"""
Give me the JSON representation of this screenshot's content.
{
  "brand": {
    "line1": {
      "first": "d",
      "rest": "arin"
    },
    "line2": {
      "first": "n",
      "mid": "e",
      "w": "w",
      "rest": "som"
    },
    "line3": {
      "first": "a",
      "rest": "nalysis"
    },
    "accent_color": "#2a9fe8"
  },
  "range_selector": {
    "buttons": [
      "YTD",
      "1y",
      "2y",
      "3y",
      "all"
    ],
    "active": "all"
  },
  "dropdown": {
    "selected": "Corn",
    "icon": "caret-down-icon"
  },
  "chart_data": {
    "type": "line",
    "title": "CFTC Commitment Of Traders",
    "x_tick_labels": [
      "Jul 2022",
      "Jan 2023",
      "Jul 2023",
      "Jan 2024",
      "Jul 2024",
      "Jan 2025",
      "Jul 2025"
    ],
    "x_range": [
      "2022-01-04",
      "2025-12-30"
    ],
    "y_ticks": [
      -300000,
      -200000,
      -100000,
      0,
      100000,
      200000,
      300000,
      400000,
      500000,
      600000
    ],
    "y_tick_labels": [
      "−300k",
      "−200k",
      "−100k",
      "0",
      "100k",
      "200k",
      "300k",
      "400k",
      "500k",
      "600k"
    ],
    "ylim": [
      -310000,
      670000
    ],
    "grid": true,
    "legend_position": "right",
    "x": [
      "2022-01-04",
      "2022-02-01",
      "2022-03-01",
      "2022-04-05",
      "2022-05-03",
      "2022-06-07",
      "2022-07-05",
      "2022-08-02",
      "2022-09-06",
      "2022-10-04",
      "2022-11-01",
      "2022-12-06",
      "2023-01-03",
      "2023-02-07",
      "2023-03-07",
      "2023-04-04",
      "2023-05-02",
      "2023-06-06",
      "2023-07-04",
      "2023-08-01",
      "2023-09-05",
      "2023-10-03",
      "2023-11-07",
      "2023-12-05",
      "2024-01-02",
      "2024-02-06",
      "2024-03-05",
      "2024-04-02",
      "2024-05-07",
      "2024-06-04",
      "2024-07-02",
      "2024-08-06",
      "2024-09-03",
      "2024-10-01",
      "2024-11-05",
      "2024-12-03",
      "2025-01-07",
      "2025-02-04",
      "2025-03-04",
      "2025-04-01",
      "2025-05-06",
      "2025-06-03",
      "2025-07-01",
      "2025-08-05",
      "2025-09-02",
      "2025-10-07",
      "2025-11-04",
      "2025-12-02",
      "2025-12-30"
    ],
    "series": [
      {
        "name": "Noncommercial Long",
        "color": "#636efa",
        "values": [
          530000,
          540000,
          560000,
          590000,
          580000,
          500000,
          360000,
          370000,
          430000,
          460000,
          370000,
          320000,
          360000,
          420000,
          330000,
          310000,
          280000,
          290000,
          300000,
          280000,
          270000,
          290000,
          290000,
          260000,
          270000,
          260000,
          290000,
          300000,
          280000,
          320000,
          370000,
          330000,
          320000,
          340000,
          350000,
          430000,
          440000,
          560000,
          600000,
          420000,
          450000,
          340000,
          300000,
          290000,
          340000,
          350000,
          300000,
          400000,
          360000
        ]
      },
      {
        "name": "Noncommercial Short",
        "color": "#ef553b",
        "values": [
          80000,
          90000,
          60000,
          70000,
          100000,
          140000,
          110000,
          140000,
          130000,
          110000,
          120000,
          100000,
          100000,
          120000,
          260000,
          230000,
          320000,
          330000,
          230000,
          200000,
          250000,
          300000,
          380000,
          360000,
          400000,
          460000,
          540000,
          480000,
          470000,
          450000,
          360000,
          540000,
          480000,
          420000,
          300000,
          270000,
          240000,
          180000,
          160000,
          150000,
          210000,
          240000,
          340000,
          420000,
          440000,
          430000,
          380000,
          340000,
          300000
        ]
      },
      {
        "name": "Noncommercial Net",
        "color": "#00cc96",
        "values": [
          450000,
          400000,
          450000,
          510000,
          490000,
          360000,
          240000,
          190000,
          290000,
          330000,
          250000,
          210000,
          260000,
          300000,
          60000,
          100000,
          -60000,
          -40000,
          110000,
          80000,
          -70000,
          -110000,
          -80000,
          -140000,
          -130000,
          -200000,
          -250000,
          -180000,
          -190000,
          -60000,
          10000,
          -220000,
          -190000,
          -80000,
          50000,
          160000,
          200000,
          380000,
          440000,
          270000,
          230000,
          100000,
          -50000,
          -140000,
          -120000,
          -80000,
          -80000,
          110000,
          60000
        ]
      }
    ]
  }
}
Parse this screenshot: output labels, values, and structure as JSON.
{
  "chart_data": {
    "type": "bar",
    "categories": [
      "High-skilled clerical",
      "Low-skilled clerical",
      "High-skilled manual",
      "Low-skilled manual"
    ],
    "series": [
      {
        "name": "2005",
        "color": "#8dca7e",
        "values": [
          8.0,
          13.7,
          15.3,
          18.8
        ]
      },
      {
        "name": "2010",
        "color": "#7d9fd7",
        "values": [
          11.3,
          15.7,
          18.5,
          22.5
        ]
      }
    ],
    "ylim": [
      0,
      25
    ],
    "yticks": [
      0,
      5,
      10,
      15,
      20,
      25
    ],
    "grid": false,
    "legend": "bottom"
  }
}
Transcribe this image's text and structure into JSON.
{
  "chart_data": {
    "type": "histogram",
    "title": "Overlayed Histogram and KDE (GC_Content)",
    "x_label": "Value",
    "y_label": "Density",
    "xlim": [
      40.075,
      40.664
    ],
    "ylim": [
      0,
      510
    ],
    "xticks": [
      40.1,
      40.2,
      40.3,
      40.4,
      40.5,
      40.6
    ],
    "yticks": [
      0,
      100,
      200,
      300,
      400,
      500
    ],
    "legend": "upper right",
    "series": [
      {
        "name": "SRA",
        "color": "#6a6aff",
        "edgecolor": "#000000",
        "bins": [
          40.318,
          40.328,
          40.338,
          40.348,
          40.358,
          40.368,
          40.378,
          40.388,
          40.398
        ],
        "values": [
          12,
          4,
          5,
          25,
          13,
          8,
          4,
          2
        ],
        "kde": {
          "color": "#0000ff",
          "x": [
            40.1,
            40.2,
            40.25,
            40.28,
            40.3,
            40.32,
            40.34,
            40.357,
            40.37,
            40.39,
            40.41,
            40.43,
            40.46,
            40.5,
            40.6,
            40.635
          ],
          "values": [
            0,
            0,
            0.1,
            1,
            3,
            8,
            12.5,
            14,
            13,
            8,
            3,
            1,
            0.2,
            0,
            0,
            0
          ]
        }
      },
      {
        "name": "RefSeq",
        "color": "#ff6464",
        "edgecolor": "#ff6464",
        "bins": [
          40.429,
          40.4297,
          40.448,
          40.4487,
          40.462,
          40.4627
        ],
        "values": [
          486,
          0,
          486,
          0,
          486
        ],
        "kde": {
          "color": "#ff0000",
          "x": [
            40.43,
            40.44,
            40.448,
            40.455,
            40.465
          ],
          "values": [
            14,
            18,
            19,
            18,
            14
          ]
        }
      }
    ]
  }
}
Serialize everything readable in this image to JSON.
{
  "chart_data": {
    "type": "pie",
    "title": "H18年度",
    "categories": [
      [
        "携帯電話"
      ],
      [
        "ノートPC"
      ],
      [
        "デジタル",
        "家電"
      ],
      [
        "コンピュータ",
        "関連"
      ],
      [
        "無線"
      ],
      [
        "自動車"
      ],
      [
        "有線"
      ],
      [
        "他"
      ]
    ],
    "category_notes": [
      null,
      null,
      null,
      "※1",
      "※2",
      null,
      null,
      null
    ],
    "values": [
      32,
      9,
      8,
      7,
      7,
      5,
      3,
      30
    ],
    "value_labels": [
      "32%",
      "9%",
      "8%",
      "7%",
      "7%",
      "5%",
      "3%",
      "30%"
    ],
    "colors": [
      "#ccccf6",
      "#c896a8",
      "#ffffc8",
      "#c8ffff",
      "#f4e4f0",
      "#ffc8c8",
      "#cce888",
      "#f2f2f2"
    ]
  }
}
"""
Aim of the task —
Pick out and copy the lines of the entries that hold the string "this".

Task answer —
Give me the JSON representation of this screenshot's content.
Parse this screenshot: output labels, values, and structure as JSON.
Transcribe this image's text and structure into JSON.
Serialize everything readable in this image to JSON.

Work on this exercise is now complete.